- CHALLENGE
Write out the material exactly. Do not include the pictures.

-- Start of DATA LINES --

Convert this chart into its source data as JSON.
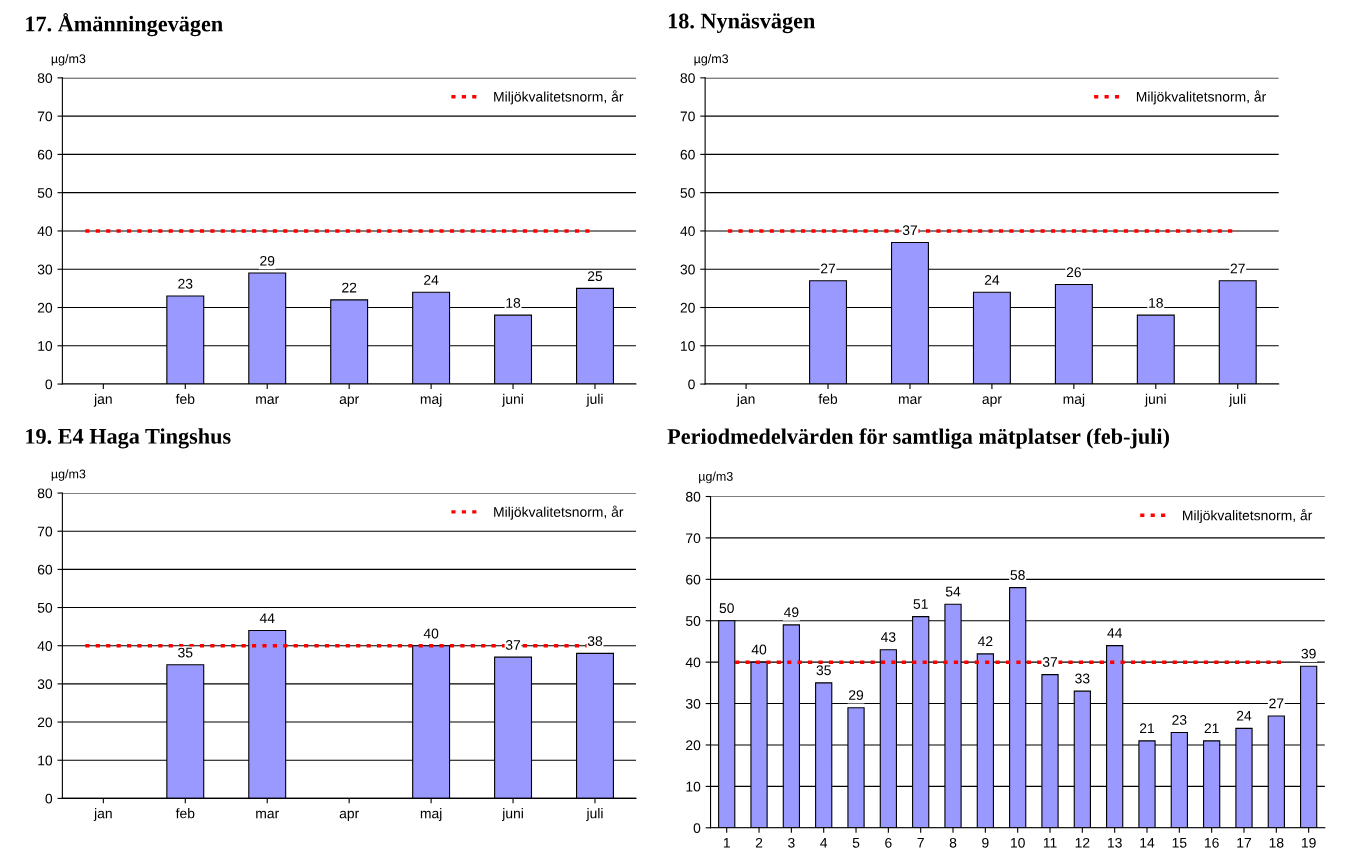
{
  "chart_data": [
    {
      "type": "bar",
      "title": "17. Åmänningevägen",
      "ylabel": "µg/m3",
      "categories": [
        "jan",
        "feb",
        "mar",
        "apr",
        "maj",
        "juni",
        "juli"
      ],
      "series": [
        {
          "color": "#9999ff",
          "values": [
            null,
            23,
            29,
            22,
            24,
            18,
            25
          ]
        }
      ],
      "ylim": [
        0,
        80
      ],
      "yticks": [
        0,
        10,
        20,
        30,
        40,
        50,
        60,
        70,
        80
      ],
      "grid": "y",
      "data_labels": true,
      "legend": "top right",
      "ref_lines": [
        {
          "axis": "y",
          "value": 40,
          "label": "Miljökvalitetsnorm, år",
          "color": "#ff0000",
          "line_style": "dotted"
        }
      ]
    },
    {
      "type": "bar",
      "title": "18. Nynäsvägen",
      "ylabel": "µg/m3",
      "categories": [
        "jan",
        "feb",
        "mar",
        "apr",
        "maj",
        "juni",
        "juli"
      ],
      "series": [
        {
          "color": "#9999ff",
          "values": [
            null,
            27,
            37,
            24,
            26,
            18,
            27
          ]
        }
      ],
      "ylim": [
        0,
        80
      ],
      "yticks": [
        0,
        10,
        20,
        30,
        40,
        50,
        60,
        70,
        80
      ],
      "grid": "y",
      "data_labels": true,
      "legend": "top right",
      "ref_lines": [
        {
          "axis": "y",
          "value": 40,
          "label": "Miljökvalitetsnorm, år",
          "color": "#ff0000",
          "line_style": "dotted"
        }
      ]
    },
    {
      "type": "bar",
      "title": "19. E4 Haga Tingshus",
      "ylabel": "µg/m3",
      "categories": [
        "jan",
        "feb",
        "mar",
        "apr",
        "maj",
        "juni",
        "juli"
      ],
      "series": [
        {
          "color": "#9999ff",
          "values": [
            null,
            35,
            44,
            null,
            40,
            37,
            38
          ]
        }
      ],
      "ylim": [
        0,
        80
      ],
      "yticks": [
        0,
        10,
        20,
        30,
        40,
        50,
        60,
        70,
        80
      ],
      "grid": "y",
      "data_labels": true,
      "legend": "top right",
      "ref_lines": [
        {
          "axis": "y",
          "value": 40,
          "label": "Miljökvalitetsnorm, år",
          "color": "#ff0000",
          "line_style": "dotted"
        }
      ]
    },
    {
      "type": "bar",
      "title": "Periodmedelvärden för samtliga mätplatser (feb-juli)",
      "ylabel": "µg/m3",
      "categories": [
        "1",
        "2",
        "3",
        "4",
        "5",
        "6",
        "7",
        "8",
        "9",
        "10",
        "11",
        "12",
        "13",
        "14",
        "15",
        "16",
        "17",
        "18",
        "19"
      ],
      "series": [
        {
          "color": "#9999ff",
          "values": [
            50,
            40,
            49,
            35,
            29,
            43,
            51,
            54,
            42,
            58,
            37,
            33,
            44,
            21,
            23,
            21,
            24,
            27,
            39
          ]
        }
      ],
      "ylim": [
        0,
        80
      ],
      "yticks": [
        0,
        10,
        20,
        30,
        40,
        50,
        60,
        70,
        80
      ],
      "grid": "y",
      "data_labels": true,
      "legend": "top right",
      "ref_lines": [
        {
          "axis": "y",
          "value": 40,
          "label": "Miljökvalitetsnorm, år",
          "color": "#ff0000",
          "line_style": "dotted"
        }
      ]
    }
  ]
}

-- End of DATA LINES --

- SOLUTION
Convert this chart into its source data as JSON.
{
  "chart_data": [
    {
      "type": "bar",
      "title": "17. Åmänningevägen",
      "ylabel": "µg/m3",
      "categories": [
        "jan",
        "feb",
        "mar",
        "apr",
        "maj",
        "juni",
        "juli"
      ],
      "series": [
        {
          "color": "#9999ff",
          "values": [
            null,
            23,
            29,
            22,
            24,
            18,
            25
          ]
        }
      ],
      "ylim": [
        0,
        80
      ],
      "yticks": [
        0,
        10,
        20,
        30,
        40,
        50,
        60,
        70,
        80
      ],
      "grid": "y",
      "data_labels": true,
      "legend": "top right",
      "ref_lines": [
        {
          "axis": "y",
          "value": 40,
          "label": "Miljökvalitetsnorm, år",
          "color": "#ff0000",
          "line_style": "dotted"
        }
      ]
    },
    {
      "type": "bar",
      "title": "18. Nynäsvägen",
      "ylabel": "µg/m3",
      "categories": [
        "jan",
        "feb",
        "mar",
        "apr",
        "maj",
        "juni",
        "juli"
      ],
      "series": [
        {
          "color": "#9999ff",
          "values": [
            null,
            27,
            37,
            24,
            26,
            18,
            27
          ]
        }
      ],
      "ylim": [
        0,
        80
      ],
      "yticks": [
        0,
        10,
        20,
        30,
        40,
        50,
        60,
        70,
        80
      ],
      "grid": "y",
      "data_labels": true,
      "legend": "top right",
      "ref_lines": [
        {
          "axis": "y",
          "value": 40,
          "label": "Miljökvalitetsnorm, år",
          "color": "#ff0000",
          "line_style": "dotted"
        }
      ]
    },
    {
      "type": "bar",
      "title": "19. E4 Haga Tingshus",
      "ylabel": "µg/m3",
      "categories": [
        "jan",
        "feb",
        "mar",
        "apr",
        "maj",
        "juni",
        "juli"
      ],
      "series": [
        {
          "color": "#9999ff",
          "values": [
            null,
            35,
            44,
            null,
            40,
            37,
            38
          ]
        }
      ],
      "ylim": [
        0,
        80
      ],
      "yticks": [
        0,
        10,
        20,
        30,
        40,
        50,
        60,
        70,
        80
      ],
      "grid": "y",
      "data_labels": true,
      "legend": "top right",
      "ref_lines": [
        {
          "axis": "y",
          "value": 40,
          "label": "Miljökvalitetsnorm, år",
          "color": "#ff0000",
          "line_style": "dotted"
        }
      ]
    },
    {
      "type": "bar",
      "title": "Periodmedelvärden för samtliga mätplatser (feb-juli)",
      "ylabel": "µg/m3",
      "categories": [
        "1",
        "2",
        "3",
        "4",
        "5",
        "6",
        "7",
        "8",
        "9",
        "10",
        "11",
        "12",
        "13",
        "14",
        "15",
        "16",
        "17",
        "18",
        "19"
      ],
      "series": [
        {
          "color": "#9999ff",
          "values": [
            50,
            40,
            49,
            35,
            29,
            43,
            51,
            54,
            42,
            58,
            37,
            33,
            44,
            21,
            23,
            21,
            24,
            27,
            39
          ]
        }
      ],
      "ylim": [
        0,
        80
      ],
      "yticks": [
        0,
        10,
        20,
        30,
        40,
        50,
        60,
        70,
        80
      ],
      "grid": "y",
      "data_labels": true,
      "legend": "top right",
      "ref_lines": [
        {
          "axis": "y",
          "value": 40,
          "label": "Miljökvalitetsnorm, år",
          "color": "#ff0000",
          "line_style": "dotted"
        }
      ]
    }
  ]
}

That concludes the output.